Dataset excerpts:
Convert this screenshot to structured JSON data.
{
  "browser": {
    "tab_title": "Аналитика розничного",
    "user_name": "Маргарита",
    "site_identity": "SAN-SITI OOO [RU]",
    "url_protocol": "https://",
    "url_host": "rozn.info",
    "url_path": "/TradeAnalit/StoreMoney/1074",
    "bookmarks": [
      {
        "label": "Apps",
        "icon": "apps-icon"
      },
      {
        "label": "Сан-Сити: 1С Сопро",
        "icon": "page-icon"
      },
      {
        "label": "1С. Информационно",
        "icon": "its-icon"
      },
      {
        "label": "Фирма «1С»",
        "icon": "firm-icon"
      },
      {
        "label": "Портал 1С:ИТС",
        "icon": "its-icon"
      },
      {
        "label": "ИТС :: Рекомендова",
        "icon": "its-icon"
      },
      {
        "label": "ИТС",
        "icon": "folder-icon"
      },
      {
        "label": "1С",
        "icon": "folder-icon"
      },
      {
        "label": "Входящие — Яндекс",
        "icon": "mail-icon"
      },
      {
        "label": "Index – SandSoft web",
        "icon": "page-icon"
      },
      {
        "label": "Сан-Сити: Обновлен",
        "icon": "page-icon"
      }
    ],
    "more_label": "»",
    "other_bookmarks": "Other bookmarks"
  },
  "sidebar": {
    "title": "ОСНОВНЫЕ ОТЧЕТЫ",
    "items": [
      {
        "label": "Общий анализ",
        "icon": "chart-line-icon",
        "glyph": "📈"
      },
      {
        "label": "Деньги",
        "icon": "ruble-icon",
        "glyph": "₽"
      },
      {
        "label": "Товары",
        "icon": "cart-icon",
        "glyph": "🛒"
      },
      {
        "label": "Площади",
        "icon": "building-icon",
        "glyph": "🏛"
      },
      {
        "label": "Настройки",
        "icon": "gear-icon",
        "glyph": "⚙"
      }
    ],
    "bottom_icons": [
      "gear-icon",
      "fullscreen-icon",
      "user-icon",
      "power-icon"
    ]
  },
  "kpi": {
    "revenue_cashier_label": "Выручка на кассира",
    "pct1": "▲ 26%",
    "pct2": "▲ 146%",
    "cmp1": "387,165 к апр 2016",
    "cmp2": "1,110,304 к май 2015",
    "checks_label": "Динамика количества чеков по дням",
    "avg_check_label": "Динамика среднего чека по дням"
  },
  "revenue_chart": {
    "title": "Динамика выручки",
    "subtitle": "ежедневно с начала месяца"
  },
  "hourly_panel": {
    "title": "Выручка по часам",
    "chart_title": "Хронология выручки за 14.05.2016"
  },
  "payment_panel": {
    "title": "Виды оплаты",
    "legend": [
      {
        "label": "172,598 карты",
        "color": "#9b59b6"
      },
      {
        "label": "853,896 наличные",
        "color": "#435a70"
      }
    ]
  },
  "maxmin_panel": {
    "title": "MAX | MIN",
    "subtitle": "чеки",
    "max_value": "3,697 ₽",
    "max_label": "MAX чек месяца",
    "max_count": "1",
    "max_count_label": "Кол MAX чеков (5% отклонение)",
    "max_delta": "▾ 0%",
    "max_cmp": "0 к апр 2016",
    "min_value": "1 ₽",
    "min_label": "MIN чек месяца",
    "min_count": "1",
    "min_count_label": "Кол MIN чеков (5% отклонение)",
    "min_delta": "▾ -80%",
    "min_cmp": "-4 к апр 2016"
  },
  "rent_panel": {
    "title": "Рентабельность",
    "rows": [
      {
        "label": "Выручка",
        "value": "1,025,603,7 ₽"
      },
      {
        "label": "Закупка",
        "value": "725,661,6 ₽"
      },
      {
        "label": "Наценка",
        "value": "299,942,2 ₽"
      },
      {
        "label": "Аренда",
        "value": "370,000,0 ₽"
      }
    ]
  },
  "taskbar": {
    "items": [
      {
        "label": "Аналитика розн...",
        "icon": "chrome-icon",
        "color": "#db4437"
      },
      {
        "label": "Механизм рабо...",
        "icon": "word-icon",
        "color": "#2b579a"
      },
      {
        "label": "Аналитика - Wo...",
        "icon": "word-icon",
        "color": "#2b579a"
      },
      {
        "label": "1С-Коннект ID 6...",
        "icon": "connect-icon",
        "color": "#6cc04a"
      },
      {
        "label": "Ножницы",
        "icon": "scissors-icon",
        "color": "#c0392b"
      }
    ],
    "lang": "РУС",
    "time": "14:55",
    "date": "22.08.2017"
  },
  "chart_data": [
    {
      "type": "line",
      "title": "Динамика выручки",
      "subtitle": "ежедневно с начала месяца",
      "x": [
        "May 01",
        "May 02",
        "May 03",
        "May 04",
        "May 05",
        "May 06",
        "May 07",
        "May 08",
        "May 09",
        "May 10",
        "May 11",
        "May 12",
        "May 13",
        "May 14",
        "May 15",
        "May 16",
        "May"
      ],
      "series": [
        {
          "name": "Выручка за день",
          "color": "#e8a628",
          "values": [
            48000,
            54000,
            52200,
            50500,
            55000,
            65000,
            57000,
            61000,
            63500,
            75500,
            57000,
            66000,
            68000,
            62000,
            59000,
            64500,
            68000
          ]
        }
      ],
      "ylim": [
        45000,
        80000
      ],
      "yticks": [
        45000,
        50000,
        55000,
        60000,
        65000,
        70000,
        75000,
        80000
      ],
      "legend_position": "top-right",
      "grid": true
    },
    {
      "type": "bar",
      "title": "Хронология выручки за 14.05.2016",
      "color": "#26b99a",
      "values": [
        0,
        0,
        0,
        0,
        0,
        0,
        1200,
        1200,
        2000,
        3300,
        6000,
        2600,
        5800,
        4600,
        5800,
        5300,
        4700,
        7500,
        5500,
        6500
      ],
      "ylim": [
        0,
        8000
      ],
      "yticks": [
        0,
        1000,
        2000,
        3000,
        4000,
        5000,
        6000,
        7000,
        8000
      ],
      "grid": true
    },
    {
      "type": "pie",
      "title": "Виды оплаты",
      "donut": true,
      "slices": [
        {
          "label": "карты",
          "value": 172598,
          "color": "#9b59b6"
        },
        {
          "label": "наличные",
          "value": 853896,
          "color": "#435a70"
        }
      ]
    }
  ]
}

Work to be completed | Each of the records should be retyped exactly.

Solution below |
Convert this screenshot to structured JSON data.
{
  "browser": {
    "tab_title": "Аналитика розничного",
    "user_name": "Маргарита",
    "site_identity": "SAN-SITI OOO [RU]",
    "url_protocol": "https://",
    "url_host": "rozn.info",
    "url_path": "/TradeAnalit/StoreMoney/1074",
    "bookmarks": [
      {
        "label": "Apps",
        "icon": "apps-icon"
      },
      {
        "label": "Сан-Сити: 1С Сопро",
        "icon": "page-icon"
      },
      {
        "label": "1С. Информационно",
        "icon": "its-icon"
      },
      {
        "label": "Фирма «1С»",
        "icon": "firm-icon"
      },
      {
        "label": "Портал 1С:ИТС",
        "icon": "its-icon"
      },
      {
        "label": "ИТС :: Рекомендова",
        "icon": "its-icon"
      },
      {
        "label": "ИТС",
        "icon": "folder-icon"
      },
      {
        "label": "1С",
        "icon": "folder-icon"
      },
      {
        "label": "Входящие — Яндекс",
        "icon": "mail-icon"
      },
      {
        "label": "Index – SandSoft web",
        "icon": "page-icon"
      },
      {
        "label": "Сан-Сити: Обновлен",
        "icon": "page-icon"
      }
    ],
    "more_label": "»",
    "other_bookmarks": "Other bookmarks"
  },
  "sidebar": {
    "title": "ОСНОВНЫЕ ОТЧЕТЫ",
    "items": [
      {
        "label": "Общий анализ",
        "icon": "chart-line-icon",
        "glyph": "📈"
      },
      {
        "label": "Деньги",
        "icon": "ruble-icon",
        "glyph": "₽"
      },
      {
        "label": "Товары",
        "icon": "cart-icon",
        "glyph": "🛒"
      },
      {
        "label": "Площади",
        "icon": "building-icon",
        "glyph": "🏛"
      },
      {
        "label": "Настройки",
        "icon": "gear-icon",
        "glyph": "⚙"
      }
    ],
    "bottom_icons": [
      "gear-icon",
      "fullscreen-icon",
      "user-icon",
      "power-icon"
    ]
  },
  "kpi": {
    "revenue_cashier_label": "Выручка на кассира",
    "pct1": "▲ 26%",
    "pct2": "▲ 146%",
    "cmp1": "387,165 к апр 2016",
    "cmp2": "1,110,304 к май 2015",
    "checks_label": "Динамика количества чеков по дням",
    "avg_check_label": "Динамика среднего чека по дням"
  },
  "revenue_chart": {
    "title": "Динамика выручки",
    "subtitle": "ежедневно с начала месяца"
  },
  "hourly_panel": {
    "title": "Выручка по часам",
    "chart_title": "Хронология выручки за 14.05.2016"
  },
  "payment_panel": {
    "title": "Виды оплаты",
    "legend": [
      {
        "label": "172,598 карты",
        "color": "#9b59b6"
      },
      {
        "label": "853,896 наличные",
        "color": "#435a70"
      }
    ]
  },
  "maxmin_panel": {
    "title": "MAX | MIN",
    "subtitle": "чеки",
    "max_value": "3,697 ₽",
    "max_label": "MAX чек месяца",
    "max_count": "1",
    "max_count_label": "Кол MAX чеков (5% отклонение)",
    "max_delta": "▾ 0%",
    "max_cmp": "0 к апр 2016",
    "min_value": "1 ₽",
    "min_label": "MIN чек месяца",
    "min_count": "1",
    "min_count_label": "Кол MIN чеков (5% отклонение)",
    "min_delta": "▾ -80%",
    "min_cmp": "-4 к апр 2016"
  },
  "rent_panel": {
    "title": "Рентабельность",
    "rows": [
      {
        "label": "Выручка",
        "value": "1,025,603,7 ₽"
      },
      {
        "label": "Закупка",
        "value": "725,661,6 ₽"
      },
      {
        "label": "Наценка",
        "value": "299,942,2 ₽"
      },
      {
        "label": "Аренда",
        "value": "370,000,0 ₽"
      }
    ]
  },
  "taskbar": {
    "items": [
      {
        "label": "Аналитика розн...",
        "icon": "chrome-icon",
        "color": "#db4437"
      },
      {
        "label": "Механизм рабо...",
        "icon": "word-icon",
        "color": "#2b579a"
      },
      {
        "label": "Аналитика - Wo...",
        "icon": "word-icon",
        "color": "#2b579a"
      },
      {
        "label": "1С-Коннект ID 6...",
        "icon": "connect-icon",
        "color": "#6cc04a"
      },
      {
        "label": "Ножницы",
        "icon": "scissors-icon",
        "color": "#c0392b"
      }
    ],
    "lang": "РУС",
    "time": "14:55",
    "date": "22.08.2017"
  },
  "chart_data": [
    {
      "type": "line",
      "title": "Динамика выручки",
      "subtitle": "ежедневно с начала месяца",
      "x": [
        "May 01",
        "May 02",
        "May 03",
        "May 04",
        "May 05",
        "May 06",
        "May 07",
        "May 08",
        "May 09",
        "May 10",
        "May 11",
        "May 12",
        "May 13",
        "May 14",
        "May 15",
        "May 16",
        "May"
      ],
      "series": [
        {
          "name": "Выручка за день",
          "color": "#e8a628",
          "values": [
            48000,
            54000,
            52200,
            50500,
            55000,
            65000,
            57000,
            61000,
            63500,
            75500,
            57000,
            66000,
            68000,
            62000,
            59000,
            64500,
            68000
          ]
        }
      ],
      "ylim": [
        45000,
        80000
      ],
      "yticks": [
        45000,
        50000,
        55000,
        60000,
        65000,
        70000,
        75000,
        80000
      ],
      "legend_position": "top-right",
      "grid": true
    },
    {
      "type": "bar",
      "title": "Хронология выручки за 14.05.2016",
      "color": "#26b99a",
      "values": [
        0,
        0,
        0,
        0,
        0,
        0,
        1200,
        1200,
        2000,
        3300,
        6000,
        2600,
        5800,
        4600,
        5800,
        5300,
        4700,
        7500,
        5500,
        6500
      ],
      "ylim": [
        0,
        8000
      ],
      "yticks": [
        0,
        1000,
        2000,
        3000,
        4000,
        5000,
        6000,
        7000,
        8000
      ],
      "grid": true
    },
    {
      "type": "pie",
      "title": "Виды оплаты",
      "donut": true,
      "slices": [
        {
          "label": "карты",
          "value": 172598,
          "color": "#9b59b6"
        },
        {
          "label": "наличные",
          "value": 853896,
          "color": "#435a70"
        }
      ]
    }
  ]
}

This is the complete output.